Give the number of lines that include the word "Index", nothing more.

════════

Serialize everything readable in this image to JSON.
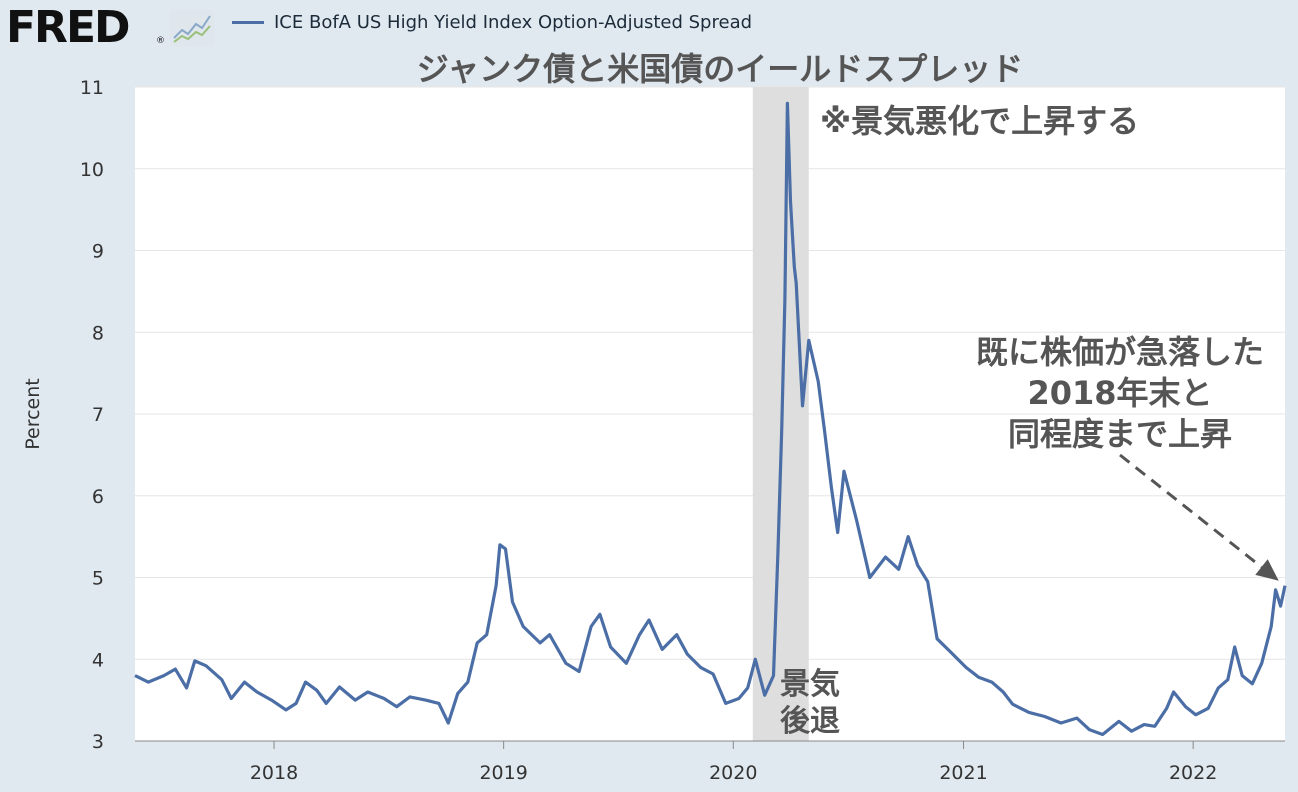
{
  "header": {
    "logo_text": "FRED",
    "logo_mark": "®",
    "logo_icon": "chart-line-icon",
    "legend_label": "ICE BofA US High Yield Index Option-Adjusted Spread"
  },
  "chart_data": {
    "type": "line",
    "title": "ジャンク債と米国債のイールドスプレッド",
    "ylabel": "Percent",
    "xlabel": "",
    "ylim": [
      3,
      11
    ],
    "xlim": [
      "2017-05-25",
      "2022-05-27"
    ],
    "yticks": [
      "3",
      "4",
      "5",
      "6",
      "7",
      "8",
      "9",
      "10",
      "11"
    ],
    "xticks": [
      "2018",
      "2019",
      "2020",
      "2021",
      "2022"
    ],
    "grid": true,
    "recession": {
      "start": "2020-02-01",
      "end": "2020-04-30",
      "label_line1": "景気",
      "label_line2": "後退"
    },
    "series": [
      {
        "name": "ICE BofA US High Yield Index Option-Adjusted Spread",
        "color": "#4b6ea6",
        "x": [
          "2017-05-25",
          "2017-06-15",
          "2017-07-10",
          "2017-07-28",
          "2017-08-15",
          "2017-08-28",
          "2017-09-15",
          "2017-10-10",
          "2017-10-25",
          "2017-11-15",
          "2017-12-05",
          "2017-12-28",
          "2018-01-20",
          "2018-02-05",
          "2018-02-20",
          "2018-03-10",
          "2018-03-25",
          "2018-04-15",
          "2018-05-10",
          "2018-05-30",
          "2018-06-25",
          "2018-07-15",
          "2018-08-05",
          "2018-08-30",
          "2018-09-20",
          "2018-10-05",
          "2018-10-20",
          "2018-11-05",
          "2018-11-20",
          "2018-12-05",
          "2018-12-20",
          "2018-12-26",
          "2019-01-04",
          "2019-01-15",
          "2019-02-01",
          "2019-02-28",
          "2019-03-15",
          "2019-04-10",
          "2019-05-01",
          "2019-05-20",
          "2019-06-03",
          "2019-06-20",
          "2019-07-15",
          "2019-08-05",
          "2019-08-20",
          "2019-09-10",
          "2019-10-03",
          "2019-10-20",
          "2019-11-10",
          "2019-11-30",
          "2019-12-20",
          "2020-01-10",
          "2020-01-24",
          "2020-02-05",
          "2020-02-20",
          "2020-03-05",
          "2020-03-12",
          "2020-03-18",
          "2020-03-23",
          "2020-03-27",
          "2020-04-01",
          "2020-04-07",
          "2020-04-10",
          "2020-04-20",
          "2020-04-30",
          "2020-05-15",
          "2020-05-25",
          "2020-06-05",
          "2020-06-15",
          "2020-06-25",
          "2020-07-15",
          "2020-08-05",
          "2020-08-30",
          "2020-09-20",
          "2020-10-05",
          "2020-10-20",
          "2020-11-05",
          "2020-11-20",
          "2020-12-10",
          "2021-01-05",
          "2021-01-25",
          "2021-02-15",
          "2021-03-05",
          "2021-03-20",
          "2021-04-15",
          "2021-05-10",
          "2021-06-05",
          "2021-06-30",
          "2021-07-20",
          "2021-08-10",
          "2021-09-05",
          "2021-09-25",
          "2021-10-15",
          "2021-11-01",
          "2021-11-20",
          "2021-12-01",
          "2021-12-20",
          "2022-01-05",
          "2022-01-25",
          "2022-02-10",
          "2022-02-25",
          "2022-03-08",
          "2022-03-20",
          "2022-04-05",
          "2022-04-20",
          "2022-05-05",
          "2022-05-12",
          "2022-05-20",
          "2022-05-27"
        ],
        "y": [
          3.8,
          3.72,
          3.8,
          3.88,
          3.65,
          3.98,
          3.92,
          3.75,
          3.52,
          3.72,
          3.6,
          3.5,
          3.38,
          3.46,
          3.72,
          3.62,
          3.46,
          3.66,
          3.5,
          3.6,
          3.52,
          3.42,
          3.54,
          3.5,
          3.46,
          3.22,
          3.58,
          3.72,
          4.2,
          4.3,
          4.9,
          5.4,
          5.35,
          4.7,
          4.4,
          4.2,
          4.3,
          3.95,
          3.85,
          4.4,
          4.55,
          4.15,
          3.95,
          4.3,
          4.48,
          4.12,
          4.3,
          4.06,
          3.9,
          3.82,
          3.46,
          3.52,
          3.65,
          4.0,
          3.56,
          3.8,
          5.3,
          6.8,
          8.4,
          10.8,
          9.6,
          8.8,
          8.6,
          7.1,
          7.9,
          7.4,
          6.8,
          6.1,
          5.55,
          6.3,
          5.7,
          5.0,
          5.25,
          5.1,
          5.5,
          5.15,
          4.95,
          4.25,
          4.1,
          3.9,
          3.78,
          3.72,
          3.6,
          3.45,
          3.35,
          3.3,
          3.22,
          3.28,
          3.14,
          3.08,
          3.24,
          3.12,
          3.2,
          3.18,
          3.4,
          3.6,
          3.42,
          3.32,
          3.4,
          3.65,
          3.75,
          4.15,
          3.8,
          3.7,
          3.95,
          4.4,
          4.85,
          4.65,
          4.9
        ]
      }
    ]
  },
  "annotations": {
    "top": "※景気悪化で上昇する",
    "right_line1": "既に株価が急落した",
    "right_line2": "2018年末と",
    "right_line3": "同程度まで上昇"
  }
}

════════

Solution to the exercise:
2